**TASK BRIEF**
Your task is to find every line in the records that holds the string "after" and copy it.

Stored dataset items
★ ★ ★ ★ ★ ★ ★
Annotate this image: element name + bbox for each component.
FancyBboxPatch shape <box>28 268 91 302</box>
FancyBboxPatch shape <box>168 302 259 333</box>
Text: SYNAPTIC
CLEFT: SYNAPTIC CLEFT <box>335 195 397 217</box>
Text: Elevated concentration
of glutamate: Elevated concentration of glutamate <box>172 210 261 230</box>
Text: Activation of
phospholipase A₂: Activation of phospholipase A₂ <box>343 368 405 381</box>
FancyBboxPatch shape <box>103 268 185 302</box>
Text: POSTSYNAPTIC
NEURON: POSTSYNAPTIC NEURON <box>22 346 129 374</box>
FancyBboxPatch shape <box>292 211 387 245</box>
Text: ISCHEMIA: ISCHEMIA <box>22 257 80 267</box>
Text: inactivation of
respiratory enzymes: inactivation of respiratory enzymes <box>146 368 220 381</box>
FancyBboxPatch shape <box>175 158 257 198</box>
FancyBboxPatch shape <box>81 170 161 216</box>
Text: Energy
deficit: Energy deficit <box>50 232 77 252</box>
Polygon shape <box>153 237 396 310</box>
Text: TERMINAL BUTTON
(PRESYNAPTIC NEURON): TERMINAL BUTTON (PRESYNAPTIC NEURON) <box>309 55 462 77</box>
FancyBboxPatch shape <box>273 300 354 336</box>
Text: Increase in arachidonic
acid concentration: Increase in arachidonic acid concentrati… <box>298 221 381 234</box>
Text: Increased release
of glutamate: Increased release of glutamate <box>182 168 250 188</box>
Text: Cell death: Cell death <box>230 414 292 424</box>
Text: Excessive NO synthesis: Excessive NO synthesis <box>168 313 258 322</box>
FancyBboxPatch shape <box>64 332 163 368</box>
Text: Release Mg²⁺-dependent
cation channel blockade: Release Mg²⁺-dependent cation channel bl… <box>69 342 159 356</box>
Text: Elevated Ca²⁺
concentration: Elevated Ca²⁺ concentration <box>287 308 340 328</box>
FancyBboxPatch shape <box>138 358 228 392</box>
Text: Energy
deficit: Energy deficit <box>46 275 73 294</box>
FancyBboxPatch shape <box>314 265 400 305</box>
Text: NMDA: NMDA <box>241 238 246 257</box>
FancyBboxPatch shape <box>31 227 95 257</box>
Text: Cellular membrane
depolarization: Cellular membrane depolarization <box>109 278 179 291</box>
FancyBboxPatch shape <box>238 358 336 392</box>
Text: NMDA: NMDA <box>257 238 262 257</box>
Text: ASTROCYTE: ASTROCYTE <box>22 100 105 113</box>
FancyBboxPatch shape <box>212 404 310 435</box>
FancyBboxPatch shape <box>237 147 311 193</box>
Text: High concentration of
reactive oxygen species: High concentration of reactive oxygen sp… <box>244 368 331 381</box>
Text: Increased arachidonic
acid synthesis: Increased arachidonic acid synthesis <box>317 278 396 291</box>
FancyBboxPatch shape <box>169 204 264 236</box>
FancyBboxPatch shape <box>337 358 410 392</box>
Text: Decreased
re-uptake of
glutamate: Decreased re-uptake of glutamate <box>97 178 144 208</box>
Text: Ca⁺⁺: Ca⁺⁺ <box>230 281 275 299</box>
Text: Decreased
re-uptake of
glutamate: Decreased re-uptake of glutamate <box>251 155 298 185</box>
★ ★ ★ ★ ★ ★ ★
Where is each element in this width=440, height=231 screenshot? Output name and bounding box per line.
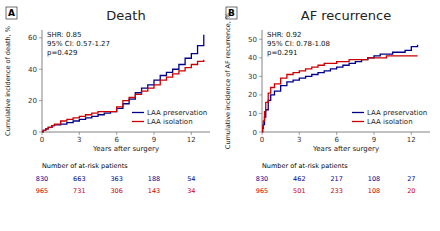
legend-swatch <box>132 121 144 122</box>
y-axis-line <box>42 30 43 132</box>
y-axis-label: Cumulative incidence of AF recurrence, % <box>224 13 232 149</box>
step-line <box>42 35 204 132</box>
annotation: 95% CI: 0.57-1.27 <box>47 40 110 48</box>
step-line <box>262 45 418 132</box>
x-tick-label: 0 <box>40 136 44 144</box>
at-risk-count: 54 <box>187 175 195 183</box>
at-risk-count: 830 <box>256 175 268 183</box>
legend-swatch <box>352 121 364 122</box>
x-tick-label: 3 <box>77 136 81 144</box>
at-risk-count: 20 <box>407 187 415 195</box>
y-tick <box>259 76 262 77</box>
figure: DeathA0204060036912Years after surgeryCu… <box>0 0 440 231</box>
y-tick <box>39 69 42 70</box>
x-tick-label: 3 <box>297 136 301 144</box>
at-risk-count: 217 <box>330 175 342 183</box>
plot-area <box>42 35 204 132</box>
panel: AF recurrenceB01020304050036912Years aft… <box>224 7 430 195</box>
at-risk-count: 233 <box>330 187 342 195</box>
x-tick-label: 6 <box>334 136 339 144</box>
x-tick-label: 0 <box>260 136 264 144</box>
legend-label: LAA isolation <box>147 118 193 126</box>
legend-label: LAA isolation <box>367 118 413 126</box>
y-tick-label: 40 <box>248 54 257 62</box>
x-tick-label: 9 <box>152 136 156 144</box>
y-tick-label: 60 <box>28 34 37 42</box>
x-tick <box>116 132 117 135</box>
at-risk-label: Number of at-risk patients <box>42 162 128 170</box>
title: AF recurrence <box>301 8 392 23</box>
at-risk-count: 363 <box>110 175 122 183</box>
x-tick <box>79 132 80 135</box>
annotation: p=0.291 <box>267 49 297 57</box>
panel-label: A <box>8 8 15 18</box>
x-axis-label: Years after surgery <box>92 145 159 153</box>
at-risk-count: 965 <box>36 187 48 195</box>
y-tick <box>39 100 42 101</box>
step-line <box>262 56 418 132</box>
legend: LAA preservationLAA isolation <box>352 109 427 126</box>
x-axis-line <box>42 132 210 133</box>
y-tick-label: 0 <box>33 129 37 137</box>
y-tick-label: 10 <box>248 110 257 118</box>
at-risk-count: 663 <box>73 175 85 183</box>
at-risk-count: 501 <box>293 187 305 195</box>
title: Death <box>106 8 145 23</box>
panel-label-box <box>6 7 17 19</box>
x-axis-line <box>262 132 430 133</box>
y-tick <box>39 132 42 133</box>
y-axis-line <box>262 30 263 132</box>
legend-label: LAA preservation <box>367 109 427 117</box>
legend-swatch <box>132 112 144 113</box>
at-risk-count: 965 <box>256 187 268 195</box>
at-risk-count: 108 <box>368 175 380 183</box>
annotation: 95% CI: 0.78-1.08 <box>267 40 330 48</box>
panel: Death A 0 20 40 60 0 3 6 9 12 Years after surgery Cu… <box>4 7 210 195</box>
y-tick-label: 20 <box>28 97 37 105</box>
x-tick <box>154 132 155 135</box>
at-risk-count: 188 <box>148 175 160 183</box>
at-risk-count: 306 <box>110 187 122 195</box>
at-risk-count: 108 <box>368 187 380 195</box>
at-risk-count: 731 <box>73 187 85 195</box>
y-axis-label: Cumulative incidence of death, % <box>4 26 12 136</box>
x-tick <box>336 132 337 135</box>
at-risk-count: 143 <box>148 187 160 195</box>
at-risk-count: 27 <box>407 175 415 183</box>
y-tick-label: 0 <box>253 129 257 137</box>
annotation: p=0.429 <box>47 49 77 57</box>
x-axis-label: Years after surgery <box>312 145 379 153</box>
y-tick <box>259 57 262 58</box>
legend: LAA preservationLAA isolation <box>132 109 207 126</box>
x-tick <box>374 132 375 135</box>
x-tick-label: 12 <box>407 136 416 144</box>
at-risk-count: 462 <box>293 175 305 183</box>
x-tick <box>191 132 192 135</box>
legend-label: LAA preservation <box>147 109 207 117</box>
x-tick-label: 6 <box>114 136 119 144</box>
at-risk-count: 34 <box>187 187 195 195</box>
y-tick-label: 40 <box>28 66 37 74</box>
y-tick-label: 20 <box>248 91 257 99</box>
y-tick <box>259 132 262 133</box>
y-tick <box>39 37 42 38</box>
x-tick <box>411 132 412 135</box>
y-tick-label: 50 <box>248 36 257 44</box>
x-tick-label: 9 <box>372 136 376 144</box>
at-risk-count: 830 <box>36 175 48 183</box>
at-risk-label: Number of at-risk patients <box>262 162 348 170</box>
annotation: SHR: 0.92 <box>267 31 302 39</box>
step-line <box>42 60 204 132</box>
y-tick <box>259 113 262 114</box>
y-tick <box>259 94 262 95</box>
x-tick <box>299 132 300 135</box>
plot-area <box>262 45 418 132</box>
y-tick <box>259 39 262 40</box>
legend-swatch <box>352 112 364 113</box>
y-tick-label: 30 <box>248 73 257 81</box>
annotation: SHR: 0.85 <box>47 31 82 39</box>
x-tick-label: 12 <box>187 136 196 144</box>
★ ★ ★ ★ ★ ★ ★
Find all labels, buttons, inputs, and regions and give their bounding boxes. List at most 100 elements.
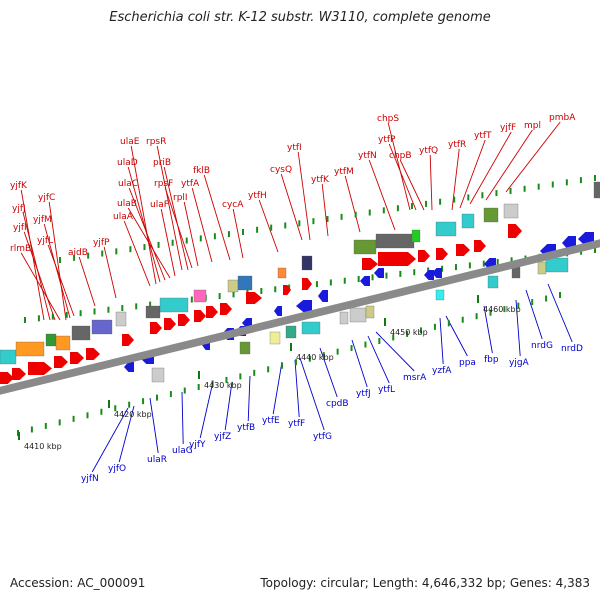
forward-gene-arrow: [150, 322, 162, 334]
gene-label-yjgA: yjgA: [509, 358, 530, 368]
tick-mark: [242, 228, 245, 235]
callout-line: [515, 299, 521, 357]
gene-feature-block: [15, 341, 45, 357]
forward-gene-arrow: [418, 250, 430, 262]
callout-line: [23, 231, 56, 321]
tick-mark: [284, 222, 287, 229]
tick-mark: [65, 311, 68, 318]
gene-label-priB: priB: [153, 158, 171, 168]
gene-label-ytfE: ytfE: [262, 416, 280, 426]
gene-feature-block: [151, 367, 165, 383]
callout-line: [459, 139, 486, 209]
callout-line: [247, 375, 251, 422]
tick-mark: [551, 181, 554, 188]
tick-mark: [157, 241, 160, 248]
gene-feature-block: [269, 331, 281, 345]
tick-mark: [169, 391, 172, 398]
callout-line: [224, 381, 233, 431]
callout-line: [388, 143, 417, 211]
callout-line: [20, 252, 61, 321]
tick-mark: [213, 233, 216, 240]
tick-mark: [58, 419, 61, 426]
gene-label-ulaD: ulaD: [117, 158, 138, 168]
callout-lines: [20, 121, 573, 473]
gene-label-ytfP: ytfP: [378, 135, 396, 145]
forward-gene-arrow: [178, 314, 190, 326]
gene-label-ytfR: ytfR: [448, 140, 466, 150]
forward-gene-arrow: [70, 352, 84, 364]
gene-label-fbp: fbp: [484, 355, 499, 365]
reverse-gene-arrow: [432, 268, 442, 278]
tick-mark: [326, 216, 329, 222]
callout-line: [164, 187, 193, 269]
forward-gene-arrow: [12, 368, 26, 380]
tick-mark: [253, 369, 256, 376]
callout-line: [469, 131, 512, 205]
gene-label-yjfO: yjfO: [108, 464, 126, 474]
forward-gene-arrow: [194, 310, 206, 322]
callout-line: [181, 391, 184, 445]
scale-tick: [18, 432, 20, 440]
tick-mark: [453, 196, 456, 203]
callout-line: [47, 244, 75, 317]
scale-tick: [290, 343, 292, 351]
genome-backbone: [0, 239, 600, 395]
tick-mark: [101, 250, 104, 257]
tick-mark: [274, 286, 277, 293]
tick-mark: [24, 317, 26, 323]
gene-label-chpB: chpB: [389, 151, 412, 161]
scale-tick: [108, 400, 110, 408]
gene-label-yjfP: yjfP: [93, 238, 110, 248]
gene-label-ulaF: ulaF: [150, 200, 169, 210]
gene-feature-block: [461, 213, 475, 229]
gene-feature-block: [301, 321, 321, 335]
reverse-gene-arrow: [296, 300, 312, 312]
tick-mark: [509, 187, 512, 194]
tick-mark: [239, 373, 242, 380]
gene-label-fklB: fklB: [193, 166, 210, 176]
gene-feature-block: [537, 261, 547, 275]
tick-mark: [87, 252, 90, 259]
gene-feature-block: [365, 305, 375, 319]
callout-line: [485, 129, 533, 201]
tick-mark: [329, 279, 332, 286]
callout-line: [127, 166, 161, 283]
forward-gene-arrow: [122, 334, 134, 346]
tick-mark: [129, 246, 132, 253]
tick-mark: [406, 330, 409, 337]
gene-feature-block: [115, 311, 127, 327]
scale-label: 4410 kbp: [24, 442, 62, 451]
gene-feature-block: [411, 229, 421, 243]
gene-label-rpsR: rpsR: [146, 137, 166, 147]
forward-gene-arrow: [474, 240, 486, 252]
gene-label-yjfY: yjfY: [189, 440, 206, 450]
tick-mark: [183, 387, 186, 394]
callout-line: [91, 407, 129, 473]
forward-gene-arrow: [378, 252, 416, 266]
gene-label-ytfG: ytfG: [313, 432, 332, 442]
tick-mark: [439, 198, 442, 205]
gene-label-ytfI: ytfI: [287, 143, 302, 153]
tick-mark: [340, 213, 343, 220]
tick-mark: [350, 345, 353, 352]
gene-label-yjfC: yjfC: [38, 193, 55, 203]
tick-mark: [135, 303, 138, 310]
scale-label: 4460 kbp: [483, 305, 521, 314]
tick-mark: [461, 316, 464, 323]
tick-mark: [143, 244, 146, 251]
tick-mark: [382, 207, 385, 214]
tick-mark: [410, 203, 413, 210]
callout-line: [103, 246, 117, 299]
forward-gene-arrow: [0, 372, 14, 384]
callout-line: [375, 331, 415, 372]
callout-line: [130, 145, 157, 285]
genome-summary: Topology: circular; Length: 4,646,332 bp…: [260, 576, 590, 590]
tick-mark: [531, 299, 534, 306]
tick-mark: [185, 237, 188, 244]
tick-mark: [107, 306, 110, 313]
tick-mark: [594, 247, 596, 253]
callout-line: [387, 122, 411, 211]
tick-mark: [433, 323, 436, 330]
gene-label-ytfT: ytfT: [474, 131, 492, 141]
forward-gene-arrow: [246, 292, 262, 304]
★ ★ ★ ★ ★ ★ ★
**ANSWER BOX**
figure: DeathA0204060036912Years after surgeryCu… <box>0 0 440 231</box>
x-axis-label: Years after surgery <box>92 145 159 153</box>
panel: Death A 0 20 40 60 0 3 6 9 12 Years after surgery Cu… <box>4 7 210 195</box>
x-axis-label: Years after surgery <box>312 145 379 153</box>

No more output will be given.